* **PROBLEM STATEMENT**:
Output the data below in full, character for character.
+++ ENTRIES
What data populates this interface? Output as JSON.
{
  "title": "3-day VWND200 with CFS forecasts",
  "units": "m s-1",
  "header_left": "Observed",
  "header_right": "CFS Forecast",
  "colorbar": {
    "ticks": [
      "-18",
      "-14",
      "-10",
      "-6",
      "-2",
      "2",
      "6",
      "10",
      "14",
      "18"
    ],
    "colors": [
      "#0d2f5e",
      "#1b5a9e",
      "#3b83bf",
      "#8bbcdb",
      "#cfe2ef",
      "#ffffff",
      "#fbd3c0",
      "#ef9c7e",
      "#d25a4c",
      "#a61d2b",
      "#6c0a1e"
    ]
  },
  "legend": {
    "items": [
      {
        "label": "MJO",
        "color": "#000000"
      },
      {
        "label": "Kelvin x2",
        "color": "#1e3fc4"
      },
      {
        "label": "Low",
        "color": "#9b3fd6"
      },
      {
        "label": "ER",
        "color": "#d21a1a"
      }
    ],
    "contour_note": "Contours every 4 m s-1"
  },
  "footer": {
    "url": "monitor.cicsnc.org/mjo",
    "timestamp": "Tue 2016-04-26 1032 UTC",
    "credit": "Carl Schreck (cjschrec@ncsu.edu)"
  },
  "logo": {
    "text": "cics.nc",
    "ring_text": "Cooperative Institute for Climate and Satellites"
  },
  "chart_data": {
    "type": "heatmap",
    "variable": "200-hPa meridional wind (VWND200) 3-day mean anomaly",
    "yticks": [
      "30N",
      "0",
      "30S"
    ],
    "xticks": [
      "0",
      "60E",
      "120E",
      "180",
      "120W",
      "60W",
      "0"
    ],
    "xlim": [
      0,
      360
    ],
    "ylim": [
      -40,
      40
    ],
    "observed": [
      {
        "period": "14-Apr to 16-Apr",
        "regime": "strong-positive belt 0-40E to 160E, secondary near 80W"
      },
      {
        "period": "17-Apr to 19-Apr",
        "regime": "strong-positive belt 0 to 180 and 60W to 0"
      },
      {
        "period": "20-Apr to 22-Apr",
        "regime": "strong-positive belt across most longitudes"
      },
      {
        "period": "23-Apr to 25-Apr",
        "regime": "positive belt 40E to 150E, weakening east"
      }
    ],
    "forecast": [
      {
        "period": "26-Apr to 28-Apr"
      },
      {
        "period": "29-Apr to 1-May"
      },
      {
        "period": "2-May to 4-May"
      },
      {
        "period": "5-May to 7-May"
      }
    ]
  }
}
++++++
* **THE ANSWER**:
What data populates this interface? Output as JSON.
{
  "title": "3-day VWND200 with CFS forecasts",
  "units": "m s-1",
  "header_left": "Observed",
  "header_right": "CFS Forecast",
  "colorbar": {
    "ticks": [
      "-18",
      "-14",
      "-10",
      "-6",
      "-2",
      "2",
      "6",
      "10",
      "14",
      "18"
    ],
    "colors": [
      "#0d2f5e",
      "#1b5a9e",
      "#3b83bf",
      "#8bbcdb",
      "#cfe2ef",
      "#ffffff",
      "#fbd3c0",
      "#ef9c7e",
      "#d25a4c",
      "#a61d2b",
      "#6c0a1e"
    ]
  },
  "legend": {
    "items": [
      {
        "label": "MJO",
        "color": "#000000"
      },
      {
        "label": "Kelvin x2",
        "color": "#1e3fc4"
      },
      {
        "label": "Low",
        "color": "#9b3fd6"
      },
      {
        "label": "ER",
        "color": "#d21a1a"
      }
    ],
    "contour_note": "Contours every 4 m s-1"
  },
  "footer": {
    "url": "monitor.cicsnc.org/mjo",
    "timestamp": "Tue 2016-04-26 1032 UTC",
    "credit": "Carl Schreck (cjschrec@ncsu.edu)"
  },
  "logo": {
    "text": "cics.nc",
    "ring_text": "Cooperative Institute for Climate and Satellites"
  },
  "chart_data": {
    "type": "heatmap",
    "variable": "200-hPa meridional wind (VWND200) 3-day mean anomaly",
    "yticks": [
      "30N",
      "0",
      "30S"
    ],
    "xticks": [
      "0",
      "60E",
      "120E",
      "180",
      "120W",
      "60W",
      "0"
    ],
    "xlim": [
      0,
      360
    ],
    "ylim": [
      -40,
      40
    ],
    "observed": [
      {
        "period": "14-Apr to 16-Apr",
        "regime": "strong-positive belt 0-40E to 160E, secondary near 80W"
      },
      {
        "period": "17-Apr to 19-Apr",
        "regime": "strong-positive belt 0 to 180 and 60W to 0"
      },
      {
        "period": "20-Apr to 22-Apr",
        "regime": "strong-positive belt across most longitudes"
      },
      {
        "period": "23-Apr to 25-Apr",
        "regime": "positive belt 40E to 150E, weakening east"
      }
    ],
    "forecast": [
      {
        "period": "26-Apr to 28-Apr"
      },
      {
        "period": "29-Apr to 1-May"
      },
      {
        "period": "2-May to 4-May"
      },
      {
        "period": "5-May to 7-May"
      }
    ]
  }
}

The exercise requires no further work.